Copy the lines running from the one containing "expand-icon[interactable]: + (227, 786, 235, 794)" through the one containing "tree-item-label[interactable]: IP Source", both ends included, keeping each line unchanged.

::: Dataset entries

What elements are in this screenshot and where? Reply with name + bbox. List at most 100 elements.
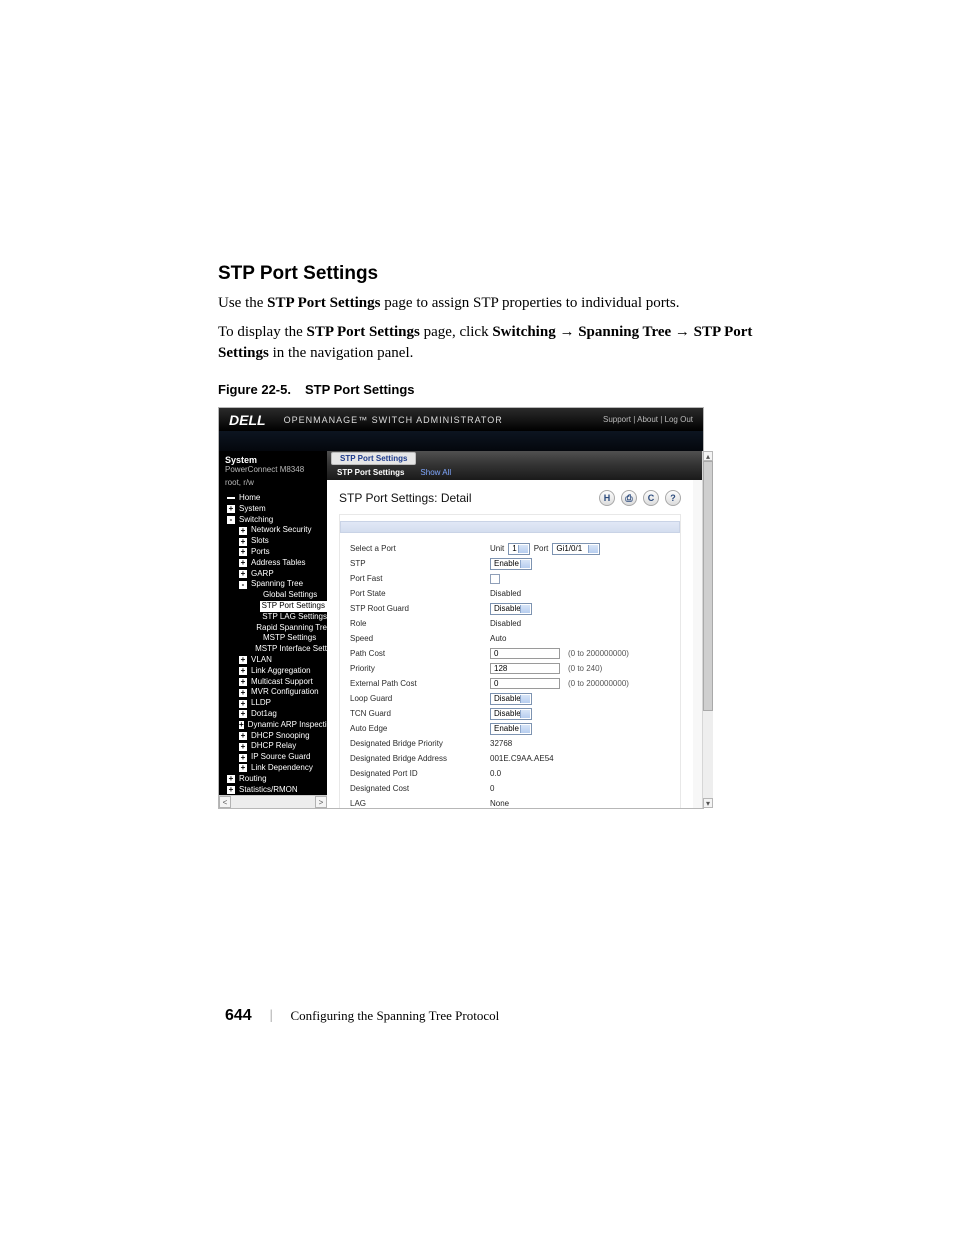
expand-icon[interactable]: + (227, 786, 235, 794)
scroll-down-icon[interactable]: ▾ (703, 798, 713, 808)
tree-item[interactable]: STP LAG Settings (223, 612, 327, 623)
tree-item[interactable]: + Slots (223, 536, 327, 547)
tree-item[interactable]: + MVR Configuration (223, 687, 327, 698)
scroll-right-icon[interactable]: > (315, 796, 327, 808)
sidebar-scrollbar[interactable]: < > (219, 795, 327, 808)
tree-item[interactable]: + Statistics/RMON (223, 785, 327, 796)
tree-item-label[interactable]: IP Source Guard (251, 752, 310, 763)
tree-item-label[interactable]: GARP (251, 569, 274, 580)
ext-cost-input[interactable]: 0 (490, 678, 560, 689)
scroll-left-icon[interactable]: < (219, 796, 231, 808)
path-cost-input[interactable]: 0 (490, 648, 560, 659)
tree-item-label[interactable]: Spanning Tree (251, 579, 303, 590)
tree-item[interactable]: + VLAN (223, 655, 327, 666)
expand-icon[interactable]: + (227, 775, 235, 783)
tree-item[interactable]: + Multicast Support (223, 677, 327, 688)
tree-item[interactable]: + Network Security (223, 525, 327, 536)
tree-item-label[interactable]: Link Aggregation (251, 666, 311, 677)
expand-icon[interactable]: + (239, 667, 247, 675)
scroll-thumb[interactable] (703, 461, 713, 711)
expand-icon[interactable]: + (239, 732, 247, 740)
auto-edge-select[interactable]: Enable (490, 723, 532, 735)
collapse-icon[interactable]: - (227, 516, 235, 524)
tab-show-all[interactable]: Show All (420, 468, 451, 477)
tree-item-label[interactable]: MSTP Interface Sett (255, 644, 327, 655)
tree-item[interactable]: + System (223, 504, 327, 515)
tree-item-label[interactable]: Multicast Support (251, 677, 313, 688)
tree-item[interactable]: -Spanning Tree (223, 579, 327, 590)
tree-item-label[interactable]: Dot1ag (251, 709, 277, 720)
tree-item-label[interactable]: Address Tables (251, 558, 306, 569)
tree-item[interactable]: Global Settings (223, 590, 327, 601)
save-icon[interactable]: H (599, 490, 615, 506)
tree-item-label[interactable]: STP Port Settings (260, 601, 327, 612)
content-scrollbar[interactable]: ▴ ▾ (702, 451, 713, 808)
tree-item[interactable]: + LLDP (223, 698, 327, 709)
tree-item-label[interactable]: Link Dependency (251, 763, 313, 774)
expand-icon[interactable]: + (239, 538, 247, 546)
expand-icon[interactable]: + (239, 721, 244, 729)
expand-icon[interactable]: + (239, 710, 247, 718)
tree-item-label[interactable]: Global Settings (263, 590, 317, 601)
tree-item[interactable]: + Link Aggregation (223, 666, 327, 677)
tree-item-label[interactable]: Rapid Spanning Tre (256, 623, 327, 634)
expand-icon[interactable]: + (239, 689, 247, 697)
tree-item-label[interactable]: DHCP Snooping (251, 731, 310, 742)
header-links[interactable]: Support | About | Log Out (603, 415, 693, 424)
tree-item[interactable]: STP Port Settings (223, 601, 327, 612)
port-fast-checkbox[interactable] (490, 574, 500, 584)
expand-icon[interactable]: + (239, 743, 247, 751)
tree-item-label[interactable]: Statistics/RMON (239, 785, 298, 796)
expand-icon[interactable]: + (239, 570, 247, 578)
tree-item[interactable]: Home (223, 493, 327, 504)
tab-stp-port-settings[interactable]: STP Port Settings (337, 468, 404, 477)
tree-item[interactable]: + Link Dependency (223, 763, 327, 774)
collapse-icon[interactable]: - (239, 581, 247, 589)
tree-item[interactable]: + Address Tables (223, 558, 327, 569)
tree-item[interactable]: + Dot1ag (223, 709, 327, 720)
unit-select[interactable]: 1 (508, 543, 529, 555)
expand-icon[interactable]: + (239, 678, 247, 686)
print-icon[interactable]: ⎙ (621, 490, 637, 506)
tree-item[interactable]: + Dynamic ARP Inspection (223, 720, 327, 731)
tree-item[interactable]: + IP Source Guard (223, 752, 327, 763)
tree-item[interactable]: + Routing (223, 774, 327, 785)
stp-select[interactable]: Enable (490, 558, 532, 570)
tree-item[interactable]: -Switching (223, 515, 327, 526)
loop-guard-select[interactable]: Disable (490, 693, 532, 705)
tree-item[interactable]: +DHCP Relay (223, 741, 327, 752)
tree-item-label[interactable]: Network Security (251, 525, 311, 536)
tree-item[interactable]: MSTP Interface Sett (223, 644, 327, 655)
expand-icon[interactable]: + (239, 764, 247, 772)
tree-item-label[interactable]: MVR Configuration (251, 687, 319, 698)
tree-item-label[interactable]: System (239, 504, 266, 515)
expand-icon[interactable]: + (239, 548, 247, 556)
expand-icon[interactable]: + (239, 700, 247, 708)
tree-item-label[interactable]: Routing (239, 774, 267, 785)
tree-item-label[interactable]: Dynamic ARP Inspection (248, 720, 327, 731)
refresh-icon[interactable]: C (643, 490, 659, 506)
tree-item-label[interactable]: MSTP Settings (263, 633, 316, 644)
tree-item-label[interactable]: Home (239, 493, 260, 504)
tree-item-label[interactable]: VLAN (251, 655, 272, 666)
scroll-up-icon[interactable]: ▴ (703, 451, 713, 461)
expand-icon[interactable]: + (239, 656, 247, 664)
breadcrumb[interactable]: STP Port Settings (331, 452, 416, 465)
tree-item-label[interactable]: Slots (251, 536, 269, 547)
tree-item[interactable]: + Ports (223, 547, 327, 558)
tree-item-label[interactable]: LLDP (251, 698, 271, 709)
tree-item[interactable]: + GARP (223, 569, 327, 580)
expand-icon[interactable]: + (239, 559, 247, 567)
port-select[interactable]: Gi1/0/1 (552, 543, 600, 555)
expand-icon[interactable]: + (239, 754, 247, 762)
tcn-guard-select[interactable]: Disable (490, 708, 532, 720)
expand-icon[interactable]: + (227, 505, 235, 513)
tree-item[interactable]: + DHCP Snooping (223, 731, 327, 742)
expand-icon[interactable]: + (239, 527, 247, 535)
root-guard-select[interactable]: Disable (490, 603, 532, 615)
tree-item[interactable]: Rapid Spanning Tre (223, 623, 327, 634)
tree-item-label[interactable]: Ports (251, 547, 270, 558)
tree-item-label[interactable]: STP LAG Settings (262, 612, 327, 623)
priority-input[interactable]: 128 (490, 663, 560, 674)
tree-item-label[interactable]: Switching (239, 515, 273, 526)
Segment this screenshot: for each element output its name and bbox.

::::::

◆ Answer for the task:
expand-icon[interactable]: + (227, 786, 235, 794)
scroll-down-icon[interactable]: ▾ (703, 798, 713, 808)
tree-item[interactable]: STP LAG Settings (223, 612, 327, 623)
tree-item[interactable]: + Slots (223, 536, 327, 547)
tree-item[interactable]: + MVR Configuration (223, 687, 327, 698)
scroll-right-icon[interactable]: > (315, 796, 327, 808)
sidebar-scrollbar[interactable]: < > (219, 795, 327, 808)
tree-item[interactable]: + Statistics/RMON (223, 785, 327, 796)
tree-item-label[interactable]: IP Source Guard (251, 752, 310, 763)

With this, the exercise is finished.